• Aim of the exercise:
Gather all lines with the word "Platone" in them.

Records from a collection
* * *
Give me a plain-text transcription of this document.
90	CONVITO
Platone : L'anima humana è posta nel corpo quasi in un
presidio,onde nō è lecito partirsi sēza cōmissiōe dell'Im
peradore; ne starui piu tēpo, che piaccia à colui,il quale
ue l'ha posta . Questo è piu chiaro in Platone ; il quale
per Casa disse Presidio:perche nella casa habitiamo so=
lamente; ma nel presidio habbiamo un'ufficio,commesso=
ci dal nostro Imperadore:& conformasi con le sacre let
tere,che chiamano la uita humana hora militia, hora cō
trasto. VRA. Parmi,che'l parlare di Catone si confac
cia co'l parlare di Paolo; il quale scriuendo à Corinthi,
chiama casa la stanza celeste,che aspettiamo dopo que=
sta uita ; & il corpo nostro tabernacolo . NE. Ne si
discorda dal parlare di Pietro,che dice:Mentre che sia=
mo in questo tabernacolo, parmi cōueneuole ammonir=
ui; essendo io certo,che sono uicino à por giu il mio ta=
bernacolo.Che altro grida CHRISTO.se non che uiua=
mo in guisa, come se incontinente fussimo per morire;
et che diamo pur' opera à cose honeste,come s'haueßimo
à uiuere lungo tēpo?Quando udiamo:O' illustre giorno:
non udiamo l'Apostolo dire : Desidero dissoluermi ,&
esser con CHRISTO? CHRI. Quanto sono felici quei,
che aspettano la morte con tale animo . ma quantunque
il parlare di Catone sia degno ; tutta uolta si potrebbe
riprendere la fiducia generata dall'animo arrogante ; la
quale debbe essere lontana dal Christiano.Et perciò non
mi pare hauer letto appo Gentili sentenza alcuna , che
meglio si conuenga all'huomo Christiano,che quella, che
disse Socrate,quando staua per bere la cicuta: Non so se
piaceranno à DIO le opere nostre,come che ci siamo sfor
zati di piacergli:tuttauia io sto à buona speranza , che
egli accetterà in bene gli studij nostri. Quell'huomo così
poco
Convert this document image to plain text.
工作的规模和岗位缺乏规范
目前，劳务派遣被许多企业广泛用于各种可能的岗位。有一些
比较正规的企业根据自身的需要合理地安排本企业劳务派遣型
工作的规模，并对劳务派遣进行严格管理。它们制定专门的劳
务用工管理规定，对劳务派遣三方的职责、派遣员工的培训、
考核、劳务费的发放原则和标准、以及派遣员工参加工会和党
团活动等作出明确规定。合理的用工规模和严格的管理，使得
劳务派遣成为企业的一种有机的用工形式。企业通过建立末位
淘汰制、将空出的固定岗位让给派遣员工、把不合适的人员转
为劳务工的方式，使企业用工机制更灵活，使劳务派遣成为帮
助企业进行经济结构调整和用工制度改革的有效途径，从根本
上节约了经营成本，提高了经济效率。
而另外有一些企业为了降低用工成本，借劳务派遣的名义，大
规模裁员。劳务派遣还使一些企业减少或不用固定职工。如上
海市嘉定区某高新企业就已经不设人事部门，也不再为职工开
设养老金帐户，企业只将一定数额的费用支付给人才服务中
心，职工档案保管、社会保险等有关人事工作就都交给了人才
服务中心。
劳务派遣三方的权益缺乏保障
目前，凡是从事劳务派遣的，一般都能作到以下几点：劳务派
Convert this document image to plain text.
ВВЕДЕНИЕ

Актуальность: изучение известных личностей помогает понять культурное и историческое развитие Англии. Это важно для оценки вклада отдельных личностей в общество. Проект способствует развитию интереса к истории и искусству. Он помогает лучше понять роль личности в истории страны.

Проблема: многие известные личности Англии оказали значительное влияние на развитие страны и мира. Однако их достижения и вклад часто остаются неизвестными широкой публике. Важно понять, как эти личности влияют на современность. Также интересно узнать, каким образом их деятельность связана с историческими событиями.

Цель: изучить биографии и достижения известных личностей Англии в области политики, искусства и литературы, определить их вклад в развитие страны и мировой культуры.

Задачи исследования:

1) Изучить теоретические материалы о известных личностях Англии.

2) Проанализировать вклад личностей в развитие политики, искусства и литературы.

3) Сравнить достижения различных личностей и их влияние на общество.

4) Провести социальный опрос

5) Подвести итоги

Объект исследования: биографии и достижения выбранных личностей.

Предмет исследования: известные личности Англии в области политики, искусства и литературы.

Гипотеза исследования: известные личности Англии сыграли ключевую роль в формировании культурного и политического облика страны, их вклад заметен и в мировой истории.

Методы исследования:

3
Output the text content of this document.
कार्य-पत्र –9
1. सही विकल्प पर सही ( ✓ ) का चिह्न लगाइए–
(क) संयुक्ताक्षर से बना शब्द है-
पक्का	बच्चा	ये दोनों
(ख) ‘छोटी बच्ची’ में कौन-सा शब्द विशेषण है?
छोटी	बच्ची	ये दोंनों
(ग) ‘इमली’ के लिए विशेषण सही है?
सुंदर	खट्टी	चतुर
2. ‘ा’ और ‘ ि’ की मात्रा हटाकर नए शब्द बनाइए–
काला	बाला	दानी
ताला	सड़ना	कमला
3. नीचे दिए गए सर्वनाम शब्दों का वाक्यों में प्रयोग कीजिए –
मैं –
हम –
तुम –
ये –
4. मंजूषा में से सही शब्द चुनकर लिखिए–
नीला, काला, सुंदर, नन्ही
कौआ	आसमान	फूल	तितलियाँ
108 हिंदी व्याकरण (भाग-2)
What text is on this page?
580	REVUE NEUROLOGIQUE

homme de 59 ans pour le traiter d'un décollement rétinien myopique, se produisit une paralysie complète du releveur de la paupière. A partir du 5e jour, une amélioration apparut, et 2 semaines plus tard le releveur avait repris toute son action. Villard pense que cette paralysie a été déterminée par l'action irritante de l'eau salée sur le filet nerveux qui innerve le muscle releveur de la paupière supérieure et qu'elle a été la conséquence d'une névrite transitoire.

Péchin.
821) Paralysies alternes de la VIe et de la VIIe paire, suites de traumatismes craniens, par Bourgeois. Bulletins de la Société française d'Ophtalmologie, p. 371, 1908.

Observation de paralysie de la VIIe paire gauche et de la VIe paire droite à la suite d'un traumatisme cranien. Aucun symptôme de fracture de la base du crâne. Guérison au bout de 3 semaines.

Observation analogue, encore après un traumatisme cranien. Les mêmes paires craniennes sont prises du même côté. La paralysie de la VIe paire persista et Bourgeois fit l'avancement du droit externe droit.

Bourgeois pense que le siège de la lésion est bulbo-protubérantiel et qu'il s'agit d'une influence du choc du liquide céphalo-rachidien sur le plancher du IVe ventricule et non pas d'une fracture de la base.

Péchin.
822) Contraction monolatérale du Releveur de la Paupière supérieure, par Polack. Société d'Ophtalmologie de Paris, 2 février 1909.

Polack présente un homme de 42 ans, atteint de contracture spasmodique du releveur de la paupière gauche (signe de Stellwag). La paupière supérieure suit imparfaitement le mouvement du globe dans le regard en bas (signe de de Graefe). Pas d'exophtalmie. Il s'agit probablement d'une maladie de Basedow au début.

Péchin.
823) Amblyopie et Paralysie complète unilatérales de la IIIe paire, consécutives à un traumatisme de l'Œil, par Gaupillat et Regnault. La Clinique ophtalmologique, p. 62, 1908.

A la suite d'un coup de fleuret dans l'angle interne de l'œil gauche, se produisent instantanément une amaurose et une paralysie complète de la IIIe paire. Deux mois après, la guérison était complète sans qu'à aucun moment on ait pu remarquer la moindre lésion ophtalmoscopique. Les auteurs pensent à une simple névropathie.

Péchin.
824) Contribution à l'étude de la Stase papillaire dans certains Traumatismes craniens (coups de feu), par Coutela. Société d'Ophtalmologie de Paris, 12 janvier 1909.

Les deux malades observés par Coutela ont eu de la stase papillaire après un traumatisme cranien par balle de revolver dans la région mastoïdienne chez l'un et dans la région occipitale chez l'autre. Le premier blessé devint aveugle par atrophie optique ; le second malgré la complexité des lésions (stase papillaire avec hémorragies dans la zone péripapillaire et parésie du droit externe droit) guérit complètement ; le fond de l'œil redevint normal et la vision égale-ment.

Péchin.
* * *
• The result:
Platone : L'anima humana è posta nel corpo quasi in un
ue l'ha posta . Questo è piu chiaro in Platone ; il quale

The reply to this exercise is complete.